◆ What this task involves
Set all the material down again unchanged, without the pictures.

◆ Material supplied
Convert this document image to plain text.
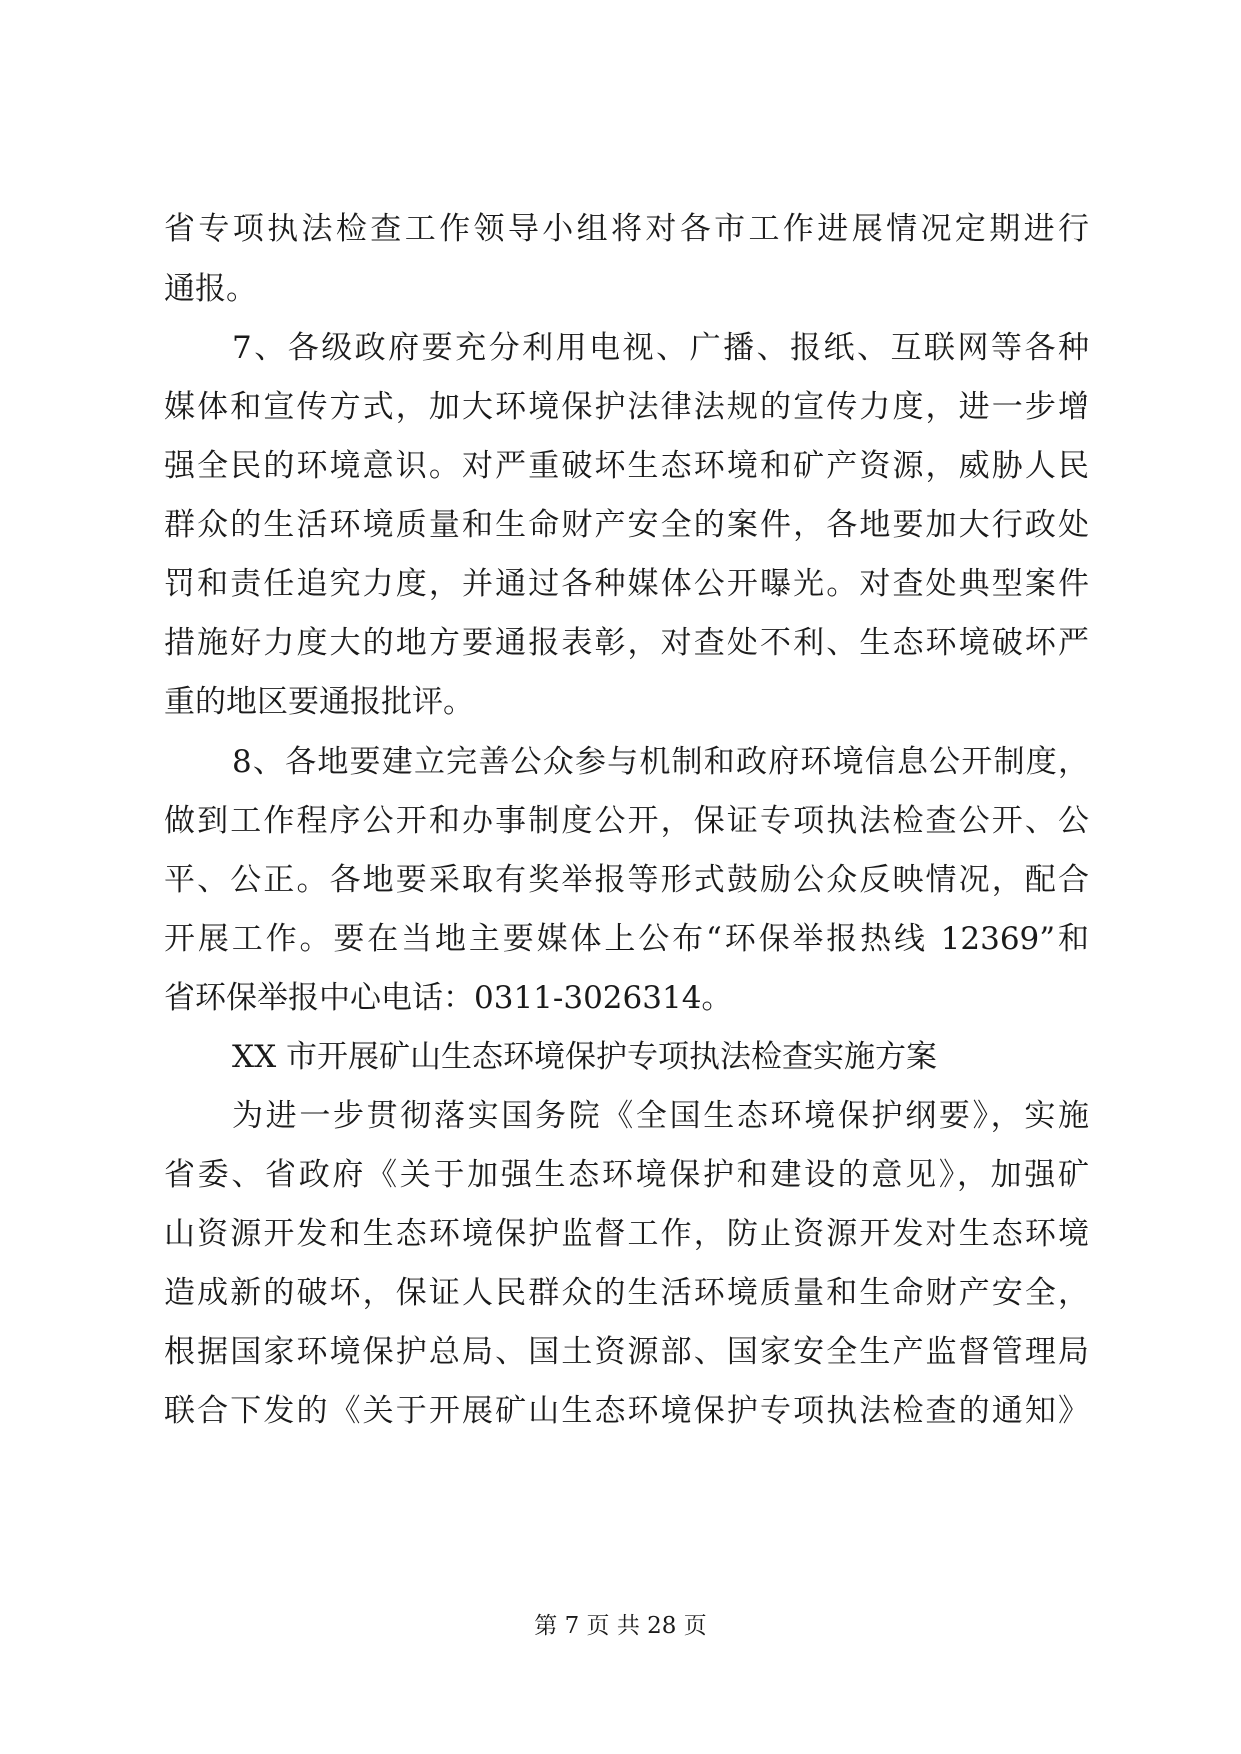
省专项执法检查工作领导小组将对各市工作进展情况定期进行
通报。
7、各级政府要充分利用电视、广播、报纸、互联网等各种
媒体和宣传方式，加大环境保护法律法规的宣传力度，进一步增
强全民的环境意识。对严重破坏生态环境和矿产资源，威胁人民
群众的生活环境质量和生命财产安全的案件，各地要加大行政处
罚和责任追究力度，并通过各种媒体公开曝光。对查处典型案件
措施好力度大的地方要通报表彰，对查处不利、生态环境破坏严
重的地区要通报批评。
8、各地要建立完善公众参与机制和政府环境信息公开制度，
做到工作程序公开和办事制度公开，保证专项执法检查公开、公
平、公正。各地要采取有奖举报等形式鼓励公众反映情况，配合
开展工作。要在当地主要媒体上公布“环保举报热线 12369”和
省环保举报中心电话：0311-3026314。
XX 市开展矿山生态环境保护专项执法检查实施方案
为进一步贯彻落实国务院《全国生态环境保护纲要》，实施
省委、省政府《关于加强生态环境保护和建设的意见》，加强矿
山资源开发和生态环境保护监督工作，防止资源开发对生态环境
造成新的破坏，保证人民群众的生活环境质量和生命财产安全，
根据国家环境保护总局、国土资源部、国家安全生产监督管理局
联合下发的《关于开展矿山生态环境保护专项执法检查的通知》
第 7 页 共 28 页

◆ Response for this exercise
Convert this document image to plain text.
省专项执法检查工作领导小组将对各市工作进展情况定期进行
通报。
7、各级政府要充分利用电视、广播、报纸、互联网等各种
媒体和宣传方式，加大环境保护法律法规的宣传力度，进一步增
强全民的环境意识。对严重破坏生态环境和矿产资源，威胁人民
群众的生活环境质量和生命财产安全的案件，各地要加大行政处
罚和责任追究力度，并通过各种媒体公开曝光。对查处典型案件
措施好力度大的地方要通报表彰，对查处不利、生态环境破坏严
重的地区要通报批评。
8、各地要建立完善公众参与机制和政府环境信息公开制度，
做到工作程序公开和办事制度公开，保证专项执法检查公开、公
平、公正。各地要采取有奖举报等形式鼓励公众反映情况，配合
开展工作。要在当地主要媒体上公布“环保举报热线 12369”和
省环保举报中心电话：0311-3026314。
XX 市开展矿山生态环境保护专项执法检查实施方案
为进一步贯彻落实国务院《全国生态环境保护纲要》，实施
省委、省政府《关于加强生态环境保护和建设的意见》，加强矿
山资源开发和生态环境保护监督工作，防止资源开发对生态环境
造成新的破坏，保证人民群众的生活环境质量和生命财产安全，
根据国家环境保护总局、国土资源部、国家安全生产监督管理局
联合下发的《关于开展矿山生态环境保护专项执法检查的通知》
第 7 页 共 28 页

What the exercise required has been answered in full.